Exercise directions: Filter the records below and copy every line containing the word "name".

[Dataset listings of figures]
------

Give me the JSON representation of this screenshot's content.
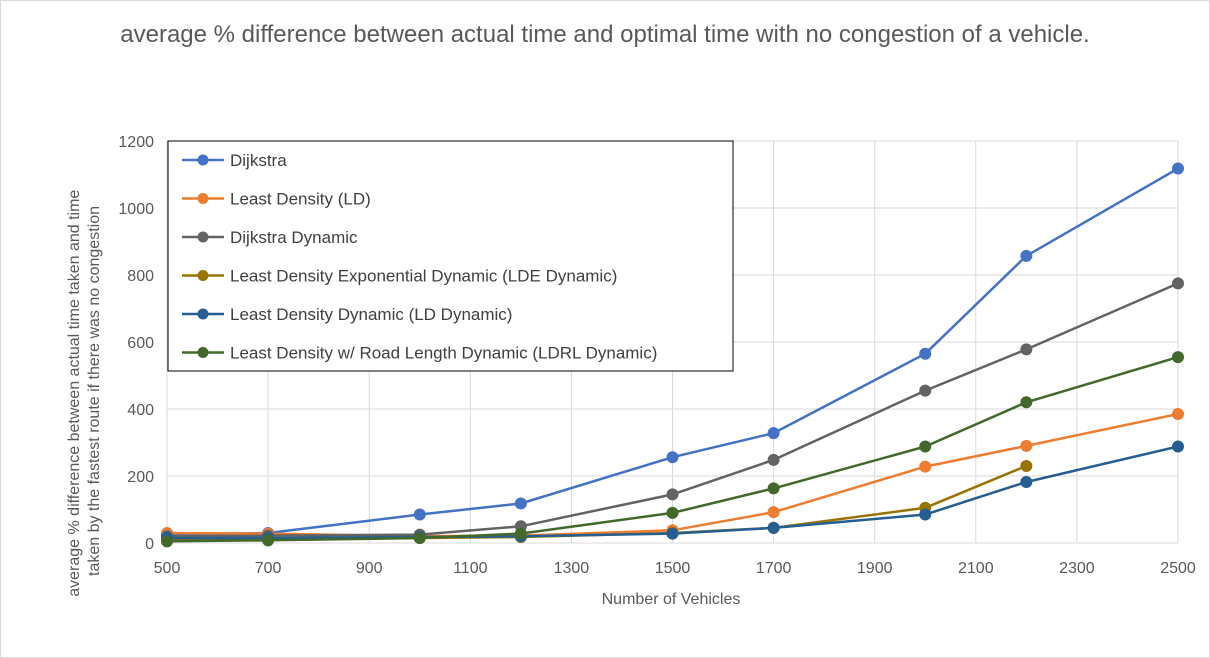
{
  "chart_data": {
    "type": "line",
    "title": "average % difference between actual time and optimal time with no congestion of a vehicle.",
    "xlabel": "Number of Vehicles",
    "ylabel": "average % difference  between actual time taken and time taken by the fastest route if there was no congestion",
    "xlim": [
      500,
      2500
    ],
    "ylim": [
      0,
      1200
    ],
    "x_ticks": [
      "500",
      "700",
      "900",
      "1100",
      "1300",
      "1500",
      "1700",
      "1900",
      "2100",
      "2300",
      "2500"
    ],
    "y_ticks": [
      "0",
      "200",
      "400",
      "600",
      "800",
      "1000",
      "1200"
    ],
    "grid": true,
    "legend_position": "top-left",
    "series": [
      {
        "name": "Dijkstra",
        "color": "#4472C4",
        "points": [
          [
            500,
            25
          ],
          [
            700,
            30
          ],
          [
            1000,
            85
          ],
          [
            1200,
            118
          ],
          [
            1500,
            256
          ],
          [
            1700,
            328
          ],
          [
            2000,
            565
          ],
          [
            2200,
            857
          ],
          [
            2500,
            1118
          ]
        ]
      },
      {
        "name": "Least Density (LD)",
        "color": "#ED7D31",
        "points": [
          [
            500,
            30
          ],
          [
            700,
            28
          ],
          [
            1000,
            20
          ],
          [
            1200,
            22
          ],
          [
            1500,
            38
          ],
          [
            1700,
            92
          ],
          [
            2000,
            228
          ],
          [
            2200,
            290
          ],
          [
            2500,
            385
          ]
        ]
      },
      {
        "name": "Dijkstra Dynamic",
        "color": "#636363",
        "points": [
          [
            500,
            20
          ],
          [
            700,
            22
          ],
          [
            1000,
            25
          ],
          [
            1200,
            50
          ],
          [
            1500,
            145
          ],
          [
            1700,
            248
          ],
          [
            2000,
            455
          ],
          [
            2200,
            578
          ],
          [
            2500,
            775
          ]
        ]
      },
      {
        "name": "Least Density Exponential Dynamic (LDE Dynamic)",
        "color": "#997300",
        "points": [
          [
            500,
            10
          ],
          [
            700,
            12
          ],
          [
            1000,
            15
          ],
          [
            1200,
            18
          ],
          [
            1500,
            30
          ],
          [
            1700,
            45
          ],
          [
            2000,
            105
          ],
          [
            2200,
            230
          ]
        ]
      },
      {
        "name": "Least Density Dynamic (LD Dynamic)",
        "color": "#255E91",
        "points": [
          [
            500,
            15
          ],
          [
            700,
            15
          ],
          [
            1000,
            18
          ],
          [
            1200,
            20
          ],
          [
            1500,
            28
          ],
          [
            1700,
            45
          ],
          [
            2000,
            85
          ],
          [
            2200,
            182
          ],
          [
            2500,
            288
          ]
        ]
      },
      {
        "name": "Least Density w/ Road Length Dynamic (LDRL Dynamic)",
        "color": "#43682B",
        "points": [
          [
            500,
            5
          ],
          [
            700,
            8
          ],
          [
            1000,
            15
          ],
          [
            1200,
            28
          ],
          [
            1500,
            90
          ],
          [
            1700,
            163
          ],
          [
            2000,
            288
          ],
          [
            2200,
            420
          ],
          [
            2500,
            555
          ]
        ]
      }
    ]
  }
}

------

Complete response:
        "name": "Dijkstra",
        "name": "Least Density (LD)",
        "name": "Dijkstra Dynamic",
        "name": "Least Density Exponential Dynamic (LDE Dynamic)",
        "name": "Least Density Dynamic (LD Dynamic)",
        "name": "Least Density w/ Road Length Dynamic (LDRL Dynamic)",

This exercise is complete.